_Information provided_
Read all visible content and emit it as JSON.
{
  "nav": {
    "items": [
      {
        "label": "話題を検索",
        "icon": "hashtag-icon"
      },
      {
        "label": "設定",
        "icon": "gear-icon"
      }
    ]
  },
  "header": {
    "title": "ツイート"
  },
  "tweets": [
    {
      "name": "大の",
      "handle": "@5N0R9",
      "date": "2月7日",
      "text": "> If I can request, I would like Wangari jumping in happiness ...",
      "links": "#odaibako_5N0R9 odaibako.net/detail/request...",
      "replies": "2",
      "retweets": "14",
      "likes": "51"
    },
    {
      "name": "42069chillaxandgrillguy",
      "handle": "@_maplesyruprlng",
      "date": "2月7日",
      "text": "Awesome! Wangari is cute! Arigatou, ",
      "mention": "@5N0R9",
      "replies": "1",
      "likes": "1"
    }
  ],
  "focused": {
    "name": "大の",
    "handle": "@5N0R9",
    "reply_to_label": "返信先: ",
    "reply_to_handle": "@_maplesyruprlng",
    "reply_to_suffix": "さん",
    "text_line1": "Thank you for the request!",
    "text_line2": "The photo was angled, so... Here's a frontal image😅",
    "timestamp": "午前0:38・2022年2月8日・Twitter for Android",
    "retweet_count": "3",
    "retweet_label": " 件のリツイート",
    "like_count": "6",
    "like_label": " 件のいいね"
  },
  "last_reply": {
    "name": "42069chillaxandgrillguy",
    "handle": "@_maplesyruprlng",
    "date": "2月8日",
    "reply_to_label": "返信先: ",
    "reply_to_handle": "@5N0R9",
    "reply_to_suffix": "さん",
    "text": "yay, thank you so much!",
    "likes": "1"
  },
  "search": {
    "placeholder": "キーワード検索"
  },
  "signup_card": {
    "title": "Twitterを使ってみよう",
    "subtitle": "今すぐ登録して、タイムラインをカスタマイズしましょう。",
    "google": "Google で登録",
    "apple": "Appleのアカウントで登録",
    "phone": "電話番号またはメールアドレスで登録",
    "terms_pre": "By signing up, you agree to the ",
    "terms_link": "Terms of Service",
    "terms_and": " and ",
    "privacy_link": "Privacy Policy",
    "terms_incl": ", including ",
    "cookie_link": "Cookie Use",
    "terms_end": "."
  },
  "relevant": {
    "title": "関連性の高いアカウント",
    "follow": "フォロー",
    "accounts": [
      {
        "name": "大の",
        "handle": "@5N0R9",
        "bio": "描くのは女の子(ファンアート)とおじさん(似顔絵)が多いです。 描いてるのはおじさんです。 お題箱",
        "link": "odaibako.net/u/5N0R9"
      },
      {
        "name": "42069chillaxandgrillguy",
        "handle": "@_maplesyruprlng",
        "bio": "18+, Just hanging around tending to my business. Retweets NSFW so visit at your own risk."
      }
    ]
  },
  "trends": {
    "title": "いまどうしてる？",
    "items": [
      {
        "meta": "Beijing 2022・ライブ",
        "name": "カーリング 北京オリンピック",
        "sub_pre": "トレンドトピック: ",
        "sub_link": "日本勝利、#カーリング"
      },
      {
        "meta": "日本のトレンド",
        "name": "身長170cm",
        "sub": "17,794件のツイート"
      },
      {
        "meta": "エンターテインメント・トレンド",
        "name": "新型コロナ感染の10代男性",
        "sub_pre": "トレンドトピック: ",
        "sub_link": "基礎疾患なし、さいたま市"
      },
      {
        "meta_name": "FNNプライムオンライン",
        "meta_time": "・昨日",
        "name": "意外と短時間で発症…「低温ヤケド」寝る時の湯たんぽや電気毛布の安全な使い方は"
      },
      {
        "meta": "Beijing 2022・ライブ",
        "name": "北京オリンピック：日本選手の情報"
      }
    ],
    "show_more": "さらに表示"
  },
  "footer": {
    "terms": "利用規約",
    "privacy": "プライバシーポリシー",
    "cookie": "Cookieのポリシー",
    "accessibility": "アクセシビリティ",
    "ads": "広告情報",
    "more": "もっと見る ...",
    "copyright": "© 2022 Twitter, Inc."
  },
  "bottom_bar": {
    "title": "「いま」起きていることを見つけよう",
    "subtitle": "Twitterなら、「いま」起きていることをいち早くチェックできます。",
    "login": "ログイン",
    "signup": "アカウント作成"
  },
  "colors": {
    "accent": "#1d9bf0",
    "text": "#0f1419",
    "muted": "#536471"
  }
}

_Exercise requirements_
Check each line of the entries above for the word "request". List the ones that have it.

_Task output_
      "text": "> If I can request, I would like Wangari jumping in happiness ...",
      "links": "#odaibako_5N0R9 odaibako.net/detail/request...",
    "text_line1": "Thank you for the request!",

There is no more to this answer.